● EXERCISE DESCRIPTION
All the data should come back exactly as it was given.

_____

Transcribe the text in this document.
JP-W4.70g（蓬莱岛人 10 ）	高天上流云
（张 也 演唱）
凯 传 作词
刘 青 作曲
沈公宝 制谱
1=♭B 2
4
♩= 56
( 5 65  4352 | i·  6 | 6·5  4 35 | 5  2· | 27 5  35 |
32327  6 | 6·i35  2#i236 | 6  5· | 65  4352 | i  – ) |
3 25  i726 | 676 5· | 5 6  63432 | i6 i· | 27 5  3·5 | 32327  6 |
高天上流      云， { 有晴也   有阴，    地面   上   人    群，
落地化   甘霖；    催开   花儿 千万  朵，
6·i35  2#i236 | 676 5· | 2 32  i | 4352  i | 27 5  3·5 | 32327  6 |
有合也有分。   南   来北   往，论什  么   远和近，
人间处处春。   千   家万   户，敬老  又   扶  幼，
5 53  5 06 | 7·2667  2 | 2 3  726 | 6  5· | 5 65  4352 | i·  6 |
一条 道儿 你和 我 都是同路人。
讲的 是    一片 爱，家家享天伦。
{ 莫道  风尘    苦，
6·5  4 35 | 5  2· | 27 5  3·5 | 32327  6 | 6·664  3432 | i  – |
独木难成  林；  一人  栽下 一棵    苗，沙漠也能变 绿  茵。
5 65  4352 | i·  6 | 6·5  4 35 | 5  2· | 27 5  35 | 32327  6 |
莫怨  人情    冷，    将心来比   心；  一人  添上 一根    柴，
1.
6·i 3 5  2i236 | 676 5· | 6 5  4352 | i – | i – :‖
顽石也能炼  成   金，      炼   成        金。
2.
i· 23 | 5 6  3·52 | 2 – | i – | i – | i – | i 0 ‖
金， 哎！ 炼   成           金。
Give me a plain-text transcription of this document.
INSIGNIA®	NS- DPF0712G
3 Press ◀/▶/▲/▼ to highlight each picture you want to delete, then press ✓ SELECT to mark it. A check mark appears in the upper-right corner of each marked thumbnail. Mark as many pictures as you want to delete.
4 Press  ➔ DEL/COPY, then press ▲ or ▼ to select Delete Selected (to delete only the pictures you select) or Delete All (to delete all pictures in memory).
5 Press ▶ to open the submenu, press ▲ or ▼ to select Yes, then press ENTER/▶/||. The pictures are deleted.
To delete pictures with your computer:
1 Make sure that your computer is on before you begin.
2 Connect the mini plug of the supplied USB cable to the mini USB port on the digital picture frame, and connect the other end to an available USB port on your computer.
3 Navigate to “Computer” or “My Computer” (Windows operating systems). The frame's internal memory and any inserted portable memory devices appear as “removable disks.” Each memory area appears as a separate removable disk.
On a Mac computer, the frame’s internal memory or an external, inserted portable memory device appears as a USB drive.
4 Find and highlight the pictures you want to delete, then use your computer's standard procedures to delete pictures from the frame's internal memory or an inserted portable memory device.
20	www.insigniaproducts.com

_____

● REPLY
Transcribe the text in this document.
JP-W4.70g（蓬莱岛人 10 ）	高天上流云
（张 也 演唱）
凯 传 作词
刘 青 作曲
沈公宝 制谱
1=♭B 2
4
♩= 56
( 5 65  4352 | i·  6 | 6·5  4 35 | 5  2· | 27 5  35 |
32327  6 | 6·i35  2#i236 | 6  5· | 65  4352 | i  – ) |
3 25  i726 | 676 5· | 5 6  63432 | i6 i· | 27 5  3·5 | 32327  6 |
高天上流      云， { 有晴也   有阴，    地面   上   人    群，
落地化   甘霖；    催开   花儿 千万  朵，
6·i35  2#i236 | 676 5· | 2 32  i | 4352  i | 27 5  3·5 | 32327  6 |
有合也有分。   南   来北   往，论什  么   远和近，
人间处处春。   千   家万   户，敬老  又   扶  幼，
5 53  5 06 | 7·2667  2 | 2 3  726 | 6  5· | 5 65  4352 | i·  6 |
一条 道儿 你和 我 都是同路人。
讲的 是    一片 爱，家家享天伦。
{ 莫道  风尘    苦，
6·5  4 35 | 5  2· | 27 5  3·5 | 32327  6 | 6·664  3432 | i  – |
独木难成  林；  一人  栽下 一棵    苗，沙漠也能变 绿  茵。
5 65  4352 | i·  6 | 6·5  4 35 | 5  2· | 27 5  35 | 32327  6 |
莫怨  人情    冷，    将心来比   心；  一人  添上 一根    柴，
1.
6·i 3 5  2i236 | 676 5· | 6 5  4352 | i – | i – :‖
顽石也能炼  成   金，      炼   成        金。
2.
i· 23 | 5 6  3·52 | 2 – | i – | i – | i – | i 0 ‖
金， 哎！ 炼   成           金。
Give me a plain-text transcription of this document.
INSIGNIA®	NS- DPF0712G
3 Press ◀/▶/▲/▼ to highlight each picture you want to delete, then press ✓ SELECT to mark it. A check mark appears in the upper-right corner of each marked thumbnail. Mark as many pictures as you want to delete.
4 Press  ➔ DEL/COPY, then press ▲ or ▼ to select Delete Selected (to delete only the pictures you select) or Delete All (to delete all pictures in memory).
5 Press ▶ to open the submenu, press ▲ or ▼ to select Yes, then press ENTER/▶/||. The pictures are deleted.
To delete pictures with your computer:
1 Make sure that your computer is on before you begin.
2 Connect the mini plug of the supplied USB cable to the mini USB port on the digital picture frame, and connect the other end to an available USB port on your computer.
3 Navigate to “Computer” or “My Computer” (Windows operating systems). The frame's internal memory and any inserted portable memory devices appear as “removable disks.” Each memory area appears as a separate removable disk.
On a Mac computer, the frame’s internal memory or an external, inserted portable memory device appears as a USB drive.
4 Find and highlight the pictures you want to delete, then use your computer's standard procedures to delete pictures from the frame's internal memory or an inserted portable memory device.
20	www.insigniaproducts.com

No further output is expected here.